> [Request]
Scan the data below for the string "المستوى". Show every line where it turns up.

-- Start of Data listing --

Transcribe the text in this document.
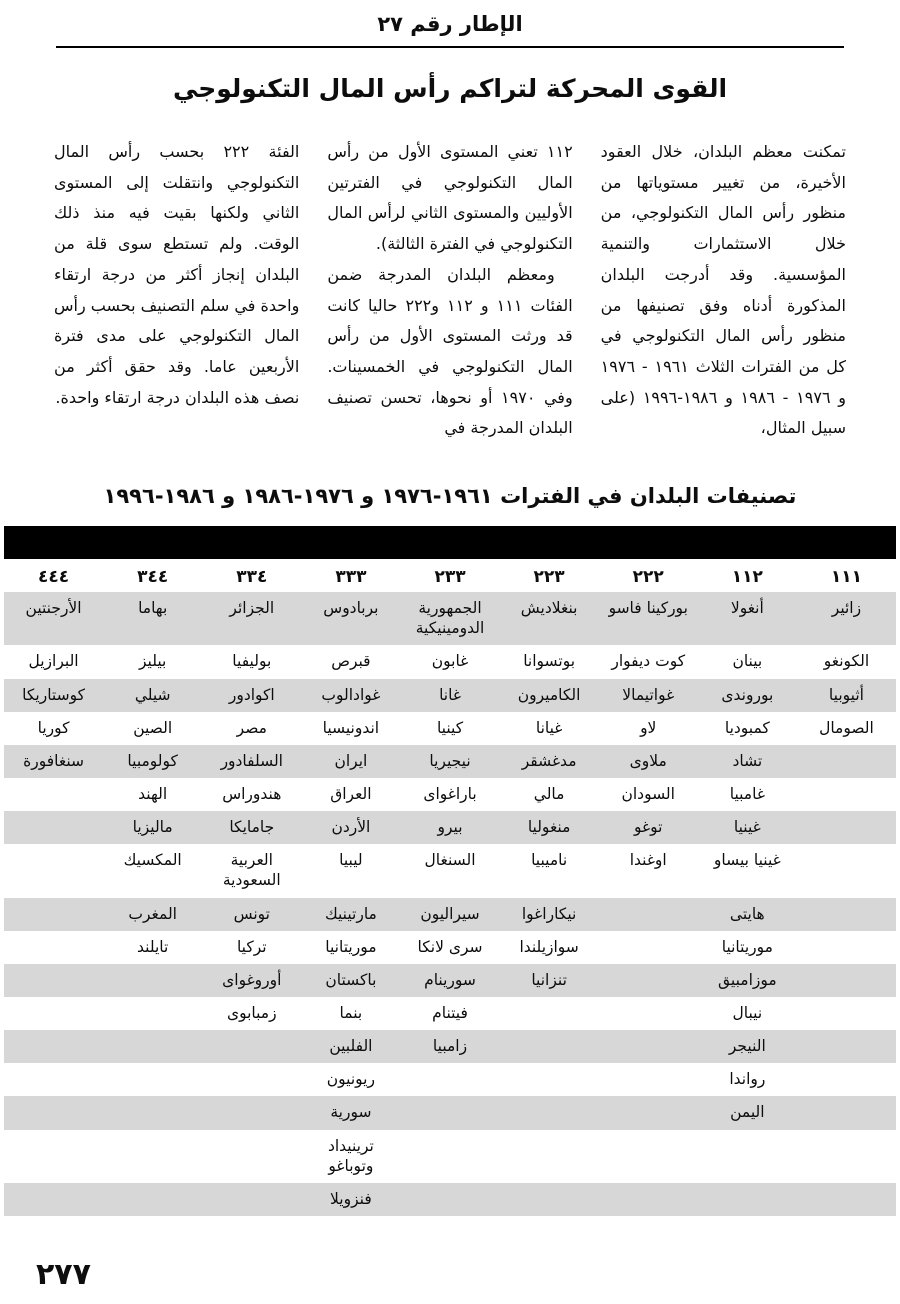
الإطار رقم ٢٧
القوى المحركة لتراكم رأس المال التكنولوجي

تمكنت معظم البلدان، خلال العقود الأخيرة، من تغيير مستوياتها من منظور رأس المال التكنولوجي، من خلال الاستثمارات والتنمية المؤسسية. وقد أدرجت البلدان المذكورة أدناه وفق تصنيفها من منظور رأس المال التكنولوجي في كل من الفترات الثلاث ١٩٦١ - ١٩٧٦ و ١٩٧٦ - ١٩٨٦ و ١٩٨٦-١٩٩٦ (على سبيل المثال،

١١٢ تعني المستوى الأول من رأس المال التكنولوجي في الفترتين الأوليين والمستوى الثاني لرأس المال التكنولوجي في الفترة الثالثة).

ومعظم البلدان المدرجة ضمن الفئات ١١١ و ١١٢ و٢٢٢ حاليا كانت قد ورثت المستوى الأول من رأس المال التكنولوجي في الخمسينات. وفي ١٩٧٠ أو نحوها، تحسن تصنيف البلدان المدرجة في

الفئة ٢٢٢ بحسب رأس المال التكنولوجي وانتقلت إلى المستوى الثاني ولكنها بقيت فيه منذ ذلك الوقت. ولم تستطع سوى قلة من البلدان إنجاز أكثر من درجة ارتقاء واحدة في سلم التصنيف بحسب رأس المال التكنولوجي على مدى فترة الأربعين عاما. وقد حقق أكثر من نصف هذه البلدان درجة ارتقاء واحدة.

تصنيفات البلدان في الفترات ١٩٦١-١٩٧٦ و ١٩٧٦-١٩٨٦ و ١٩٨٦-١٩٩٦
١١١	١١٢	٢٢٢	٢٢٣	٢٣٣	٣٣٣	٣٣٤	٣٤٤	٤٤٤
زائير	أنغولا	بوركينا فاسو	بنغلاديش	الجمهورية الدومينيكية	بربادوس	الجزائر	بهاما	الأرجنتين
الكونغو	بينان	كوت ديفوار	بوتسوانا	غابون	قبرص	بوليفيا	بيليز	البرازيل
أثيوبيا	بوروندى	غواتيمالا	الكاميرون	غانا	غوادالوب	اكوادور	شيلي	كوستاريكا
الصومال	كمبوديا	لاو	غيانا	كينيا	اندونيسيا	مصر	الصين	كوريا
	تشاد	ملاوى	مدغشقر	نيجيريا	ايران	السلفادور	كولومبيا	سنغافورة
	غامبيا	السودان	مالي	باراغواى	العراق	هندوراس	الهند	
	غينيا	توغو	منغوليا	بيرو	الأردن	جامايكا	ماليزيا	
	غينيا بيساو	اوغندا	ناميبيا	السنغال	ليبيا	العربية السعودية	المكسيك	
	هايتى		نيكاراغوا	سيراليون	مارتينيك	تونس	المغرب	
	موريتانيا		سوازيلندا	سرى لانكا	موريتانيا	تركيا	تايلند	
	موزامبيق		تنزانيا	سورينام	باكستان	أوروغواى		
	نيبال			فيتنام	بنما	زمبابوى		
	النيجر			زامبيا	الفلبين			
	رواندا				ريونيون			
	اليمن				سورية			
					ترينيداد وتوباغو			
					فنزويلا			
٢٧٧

-- End of Data listing --
-- Start of Data listing --

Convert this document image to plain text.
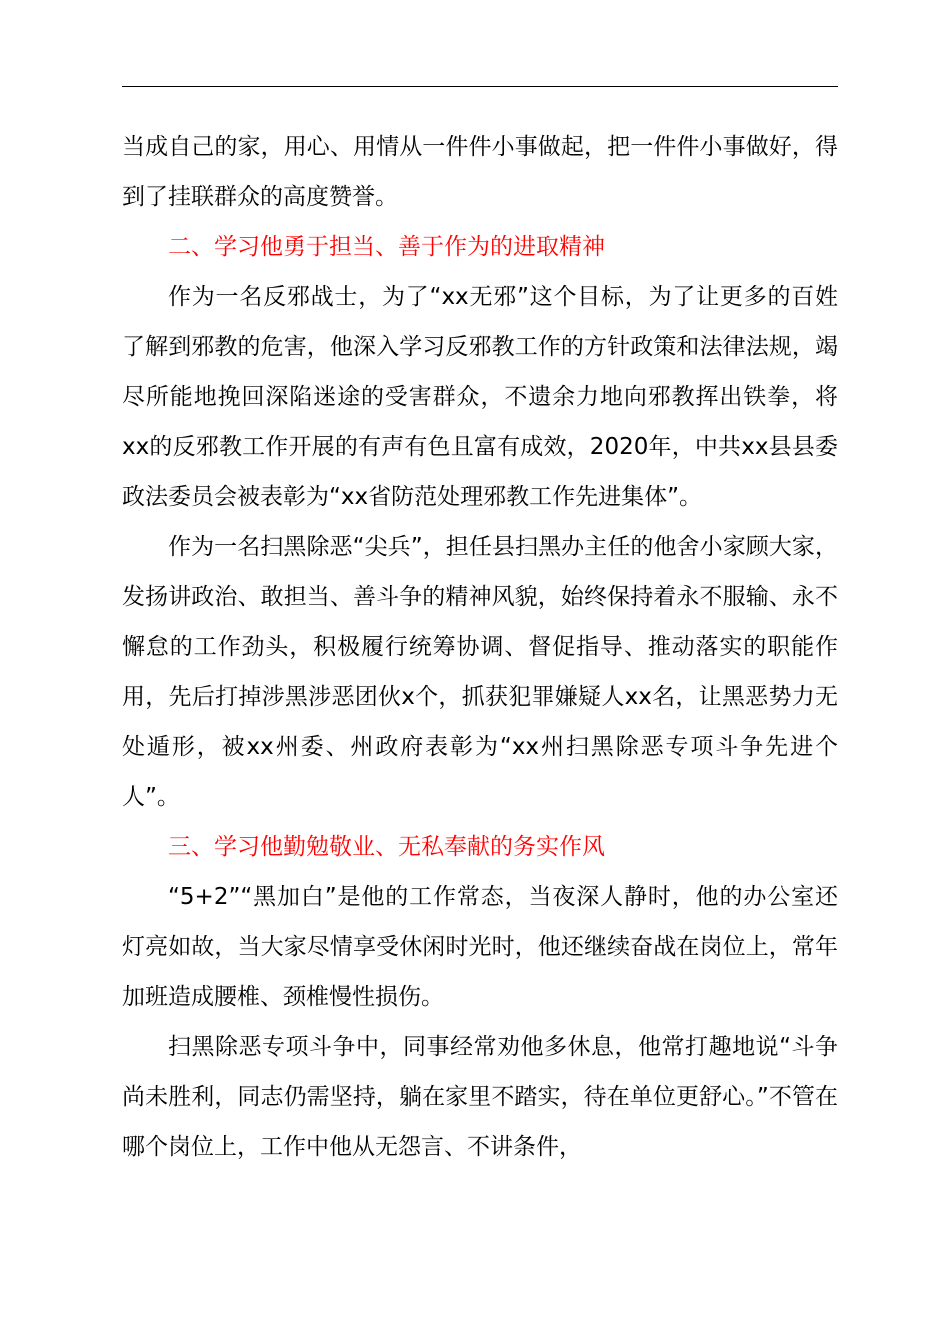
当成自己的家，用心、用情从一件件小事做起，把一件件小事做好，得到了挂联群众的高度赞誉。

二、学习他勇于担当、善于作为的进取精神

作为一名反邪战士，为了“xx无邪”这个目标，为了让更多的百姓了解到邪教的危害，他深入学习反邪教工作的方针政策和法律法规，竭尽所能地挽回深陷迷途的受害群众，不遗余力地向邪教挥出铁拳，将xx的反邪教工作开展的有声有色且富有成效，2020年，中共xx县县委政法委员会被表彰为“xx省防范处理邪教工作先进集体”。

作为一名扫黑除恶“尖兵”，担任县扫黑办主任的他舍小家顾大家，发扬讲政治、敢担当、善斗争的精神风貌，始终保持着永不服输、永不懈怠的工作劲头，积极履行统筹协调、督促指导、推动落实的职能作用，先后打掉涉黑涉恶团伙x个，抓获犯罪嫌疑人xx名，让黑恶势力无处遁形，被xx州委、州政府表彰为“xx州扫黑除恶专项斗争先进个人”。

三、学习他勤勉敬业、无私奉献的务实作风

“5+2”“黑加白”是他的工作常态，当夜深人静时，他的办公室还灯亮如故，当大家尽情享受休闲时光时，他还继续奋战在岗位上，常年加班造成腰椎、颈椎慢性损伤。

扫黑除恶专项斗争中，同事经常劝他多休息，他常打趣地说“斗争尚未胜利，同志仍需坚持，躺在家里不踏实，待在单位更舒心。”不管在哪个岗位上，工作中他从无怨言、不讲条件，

-- End of Data listing --

> [Output of the task]
١١٢ تعني المستوى الأول من رأس المال التكنولوجي في الفترتين الأوليين والمستوى الثاني لرأس المال التكنولوجي في الفترة الثالثة).
ومعظم البلدان المدرجة ضمن الفئات ١١١ و ١١٢ و٢٢٢ حاليا كانت قد ورثت المستوى الأول من رأس المال التكنولوجي في الخمسينات. وفي ١٩٧٠ أو نحوها، تحسن تصنيف البلدان المدرجة في
الفئة ٢٢٢ بحسب رأس المال التكنولوجي وانتقلت إلى المستوى الثاني ولكنها بقيت فيه منذ ذلك الوقت. ولم تستطع سوى قلة من البلدان إنجاز أكثر من درجة ارتقاء واحدة في سلم التصنيف بحسب رأس المال التكنولوجي على مدى فترة الأربعين عاما. وقد حقق أكثر من نصف هذه البلدان درجة ارتقاء واحدة.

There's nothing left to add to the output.